* [What to work on]
Copy the items below without changes, from the start through the line that contains "footer-divider xyxy=(0,844,1176,846)".

Excerpt from a dataset:
** BEGIN **
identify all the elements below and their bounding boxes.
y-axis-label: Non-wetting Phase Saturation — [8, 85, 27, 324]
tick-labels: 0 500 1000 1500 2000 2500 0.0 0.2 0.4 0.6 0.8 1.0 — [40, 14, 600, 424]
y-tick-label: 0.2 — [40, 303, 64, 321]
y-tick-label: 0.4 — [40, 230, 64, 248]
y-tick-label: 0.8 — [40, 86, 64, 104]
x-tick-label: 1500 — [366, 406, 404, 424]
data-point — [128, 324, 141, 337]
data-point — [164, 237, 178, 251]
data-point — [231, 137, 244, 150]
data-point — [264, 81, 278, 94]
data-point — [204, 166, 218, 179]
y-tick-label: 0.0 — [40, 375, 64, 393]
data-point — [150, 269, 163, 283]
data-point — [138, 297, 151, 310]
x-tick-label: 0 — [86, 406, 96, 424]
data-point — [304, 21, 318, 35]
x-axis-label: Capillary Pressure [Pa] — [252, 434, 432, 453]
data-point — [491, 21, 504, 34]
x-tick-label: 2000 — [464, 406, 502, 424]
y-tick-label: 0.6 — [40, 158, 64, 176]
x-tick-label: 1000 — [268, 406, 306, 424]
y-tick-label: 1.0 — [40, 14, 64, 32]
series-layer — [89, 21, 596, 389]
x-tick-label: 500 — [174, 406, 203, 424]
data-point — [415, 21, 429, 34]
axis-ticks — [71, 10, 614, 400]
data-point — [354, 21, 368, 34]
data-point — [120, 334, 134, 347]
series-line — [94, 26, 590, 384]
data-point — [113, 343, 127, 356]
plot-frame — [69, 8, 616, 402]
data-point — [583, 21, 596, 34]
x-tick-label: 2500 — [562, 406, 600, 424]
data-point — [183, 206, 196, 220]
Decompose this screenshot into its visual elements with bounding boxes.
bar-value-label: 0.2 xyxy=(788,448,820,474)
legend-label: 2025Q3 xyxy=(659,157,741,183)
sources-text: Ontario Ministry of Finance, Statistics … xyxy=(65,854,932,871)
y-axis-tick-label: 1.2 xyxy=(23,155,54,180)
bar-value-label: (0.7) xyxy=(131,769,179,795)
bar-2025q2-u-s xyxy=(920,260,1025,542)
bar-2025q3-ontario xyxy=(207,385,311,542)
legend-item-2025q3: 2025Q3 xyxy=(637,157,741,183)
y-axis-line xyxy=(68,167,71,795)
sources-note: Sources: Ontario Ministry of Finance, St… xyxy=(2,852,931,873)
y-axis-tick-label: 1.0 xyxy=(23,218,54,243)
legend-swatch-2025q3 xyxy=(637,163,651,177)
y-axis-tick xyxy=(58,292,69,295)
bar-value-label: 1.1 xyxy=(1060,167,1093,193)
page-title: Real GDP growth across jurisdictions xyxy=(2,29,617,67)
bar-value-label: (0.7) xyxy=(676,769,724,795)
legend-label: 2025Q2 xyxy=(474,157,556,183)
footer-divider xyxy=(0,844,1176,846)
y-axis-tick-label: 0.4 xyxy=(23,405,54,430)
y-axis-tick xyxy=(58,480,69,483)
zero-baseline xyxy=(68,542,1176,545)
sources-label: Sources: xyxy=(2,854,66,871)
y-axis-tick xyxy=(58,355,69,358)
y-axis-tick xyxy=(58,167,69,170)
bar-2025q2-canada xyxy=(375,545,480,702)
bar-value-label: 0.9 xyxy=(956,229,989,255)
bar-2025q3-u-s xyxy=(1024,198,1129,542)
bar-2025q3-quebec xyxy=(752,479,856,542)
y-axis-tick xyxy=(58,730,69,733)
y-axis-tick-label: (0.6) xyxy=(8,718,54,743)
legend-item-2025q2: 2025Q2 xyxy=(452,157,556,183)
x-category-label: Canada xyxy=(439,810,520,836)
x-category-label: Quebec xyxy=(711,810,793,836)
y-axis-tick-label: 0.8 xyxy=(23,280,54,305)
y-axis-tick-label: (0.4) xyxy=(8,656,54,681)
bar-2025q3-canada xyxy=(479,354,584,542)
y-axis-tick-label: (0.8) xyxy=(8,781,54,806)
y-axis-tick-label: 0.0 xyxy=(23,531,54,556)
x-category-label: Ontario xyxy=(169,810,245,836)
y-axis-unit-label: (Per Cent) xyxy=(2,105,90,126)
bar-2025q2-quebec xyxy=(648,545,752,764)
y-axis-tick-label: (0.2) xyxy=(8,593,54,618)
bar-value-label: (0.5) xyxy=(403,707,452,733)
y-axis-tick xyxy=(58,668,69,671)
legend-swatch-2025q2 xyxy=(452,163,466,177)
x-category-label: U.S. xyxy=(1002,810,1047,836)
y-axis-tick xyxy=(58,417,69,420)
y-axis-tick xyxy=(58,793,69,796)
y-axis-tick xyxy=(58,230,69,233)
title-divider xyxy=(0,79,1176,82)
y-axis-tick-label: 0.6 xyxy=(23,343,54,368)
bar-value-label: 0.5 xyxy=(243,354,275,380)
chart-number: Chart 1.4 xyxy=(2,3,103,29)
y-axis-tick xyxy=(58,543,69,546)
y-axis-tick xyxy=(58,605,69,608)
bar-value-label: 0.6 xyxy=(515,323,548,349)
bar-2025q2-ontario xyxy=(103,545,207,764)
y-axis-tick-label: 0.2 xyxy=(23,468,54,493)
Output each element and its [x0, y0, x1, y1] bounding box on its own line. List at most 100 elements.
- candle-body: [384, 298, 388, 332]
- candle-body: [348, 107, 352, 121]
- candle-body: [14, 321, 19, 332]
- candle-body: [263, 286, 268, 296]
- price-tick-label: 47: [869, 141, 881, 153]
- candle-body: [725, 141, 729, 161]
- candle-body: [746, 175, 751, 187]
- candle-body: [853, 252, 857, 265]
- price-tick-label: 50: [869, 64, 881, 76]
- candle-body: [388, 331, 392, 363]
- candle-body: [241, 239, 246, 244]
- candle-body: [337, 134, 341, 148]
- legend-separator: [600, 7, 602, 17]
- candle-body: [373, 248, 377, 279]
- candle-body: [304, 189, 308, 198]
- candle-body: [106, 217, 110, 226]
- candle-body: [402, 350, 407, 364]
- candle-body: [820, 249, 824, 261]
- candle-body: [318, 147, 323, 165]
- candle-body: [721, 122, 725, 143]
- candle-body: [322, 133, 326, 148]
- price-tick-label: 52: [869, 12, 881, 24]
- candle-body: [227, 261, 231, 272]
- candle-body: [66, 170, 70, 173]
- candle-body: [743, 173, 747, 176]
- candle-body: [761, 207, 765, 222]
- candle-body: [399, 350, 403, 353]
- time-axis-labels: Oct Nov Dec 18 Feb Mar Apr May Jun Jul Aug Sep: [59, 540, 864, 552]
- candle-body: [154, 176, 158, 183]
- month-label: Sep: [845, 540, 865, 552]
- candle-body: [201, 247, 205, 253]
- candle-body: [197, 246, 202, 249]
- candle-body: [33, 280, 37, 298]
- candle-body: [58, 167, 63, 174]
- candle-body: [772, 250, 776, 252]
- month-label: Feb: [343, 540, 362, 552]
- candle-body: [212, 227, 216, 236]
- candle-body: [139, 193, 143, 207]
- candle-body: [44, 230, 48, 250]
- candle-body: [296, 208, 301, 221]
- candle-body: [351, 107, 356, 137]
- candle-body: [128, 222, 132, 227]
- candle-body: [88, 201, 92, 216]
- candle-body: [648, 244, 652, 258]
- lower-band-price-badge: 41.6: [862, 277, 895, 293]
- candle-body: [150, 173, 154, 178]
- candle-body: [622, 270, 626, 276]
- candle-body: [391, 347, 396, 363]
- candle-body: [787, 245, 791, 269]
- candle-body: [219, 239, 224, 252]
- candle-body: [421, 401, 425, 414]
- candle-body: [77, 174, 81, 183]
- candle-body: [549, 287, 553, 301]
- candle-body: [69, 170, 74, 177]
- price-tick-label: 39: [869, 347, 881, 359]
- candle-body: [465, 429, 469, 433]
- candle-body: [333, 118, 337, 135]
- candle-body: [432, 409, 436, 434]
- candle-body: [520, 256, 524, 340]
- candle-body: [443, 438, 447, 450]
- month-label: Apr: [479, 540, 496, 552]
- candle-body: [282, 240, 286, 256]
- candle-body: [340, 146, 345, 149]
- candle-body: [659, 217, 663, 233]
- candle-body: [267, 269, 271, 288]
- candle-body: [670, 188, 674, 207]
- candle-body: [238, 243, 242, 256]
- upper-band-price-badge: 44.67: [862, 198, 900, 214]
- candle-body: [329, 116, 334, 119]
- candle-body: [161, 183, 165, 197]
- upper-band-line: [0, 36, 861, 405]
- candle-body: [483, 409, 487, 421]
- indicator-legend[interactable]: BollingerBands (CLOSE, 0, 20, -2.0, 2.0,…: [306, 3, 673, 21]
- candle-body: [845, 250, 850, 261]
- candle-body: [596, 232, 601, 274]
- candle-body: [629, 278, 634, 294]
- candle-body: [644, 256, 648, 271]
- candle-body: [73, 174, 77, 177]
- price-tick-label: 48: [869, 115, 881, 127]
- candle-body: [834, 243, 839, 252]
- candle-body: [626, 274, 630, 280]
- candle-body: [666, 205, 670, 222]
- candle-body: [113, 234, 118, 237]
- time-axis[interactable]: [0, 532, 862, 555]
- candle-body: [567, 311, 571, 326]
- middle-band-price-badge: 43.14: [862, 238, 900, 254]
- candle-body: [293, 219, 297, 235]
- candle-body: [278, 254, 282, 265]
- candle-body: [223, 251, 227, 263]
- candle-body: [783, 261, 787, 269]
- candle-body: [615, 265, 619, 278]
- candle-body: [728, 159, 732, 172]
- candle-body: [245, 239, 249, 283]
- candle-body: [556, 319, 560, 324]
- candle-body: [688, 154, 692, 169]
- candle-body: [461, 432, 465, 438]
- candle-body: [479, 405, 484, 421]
** END **
* [Response to this task]
identify all the elements below and their bounding boxes.
y-axis-label: Non-wetting Phase Saturation — [8, 85, 27, 324]
tick-labels: 0 500 1000 1500 2000 2500 0.0 0.2 0.4 0.6 0.8 1.0 — [40, 14, 600, 424]
y-tick-label: 0.2 — [40, 303, 64, 321]
y-tick-label: 0.4 — [40, 230, 64, 248]
y-tick-label: 0.8 — [40, 86, 64, 104]
x-tick-label: 1500 — [366, 406, 404, 424]
data-point — [128, 324, 141, 337]
data-point — [164, 237, 178, 251]
data-point — [231, 137, 244, 150]
data-point — [264, 81, 278, 94]
data-point — [204, 166, 218, 179]
y-tick-label: 0.0 — [40, 375, 64, 393]
data-point — [150, 269, 163, 283]
data-point — [138, 297, 151, 310]
x-tick-label: 0 — [86, 406, 96, 424]
data-point — [304, 21, 318, 35]
x-axis-label: Capillary Pressure [Pa] — [252, 434, 432, 453]
data-point — [491, 21, 504, 34]
x-tick-label: 2000 — [464, 406, 502, 424]
y-tick-label: 0.6 — [40, 158, 64, 176]
x-tick-label: 1000 — [268, 406, 306, 424]
y-tick-label: 1.0 — [40, 14, 64, 32]
series-layer — [89, 21, 596, 389]
x-tick-label: 500 — [174, 406, 203, 424]
data-point — [415, 21, 429, 34]
axis-ticks — [71, 10, 614, 400]
data-point — [354, 21, 368, 34]
data-point — [120, 334, 134, 347]
series-line — [94, 26, 590, 384]
data-point — [113, 343, 127, 356]
plot-frame — [69, 8, 616, 402]
data-point — [583, 21, 596, 34]
x-tick-label: 2500 — [562, 406, 600, 424]
data-point — [183, 206, 196, 220]
Decompose this screenshot into its visual elements with bounding boxes.
bar-value-label: 0.2 xyxy=(788,448,820,474)
legend-label: 2025Q3 xyxy=(659,157,741,183)
sources-text: Ontario Ministry of Finance, Statistics … xyxy=(65,854,932,871)
y-axis-tick-label: 1.2 xyxy=(23,155,54,180)
bar-value-label: (0.7) xyxy=(131,769,179,795)
bar-2025q2-u-s xyxy=(920,260,1025,542)
bar-2025q3-ontario xyxy=(207,385,311,542)
legend-item-2025q3: 2025Q3 xyxy=(637,157,741,183)
y-axis-line xyxy=(68,167,71,795)
sources-note: Sources: Ontario Ministry of Finance, St… xyxy=(2,852,931,873)
y-axis-tick-label: 1.0 xyxy=(23,218,54,243)
legend-swatch-2025q3 xyxy=(637,163,651,177)
y-axis-tick xyxy=(58,292,69,295)
bar-value-label: 1.1 xyxy=(1060,167,1093,193)
page-title: Real GDP growth across jurisdictions xyxy=(2,29,617,67)
bar-value-label: (0.7) xyxy=(676,769,724,795)
legend-label: 2025Q2 xyxy=(474,157,556,183)
footer-divider xyxy=(0,844,1176,846)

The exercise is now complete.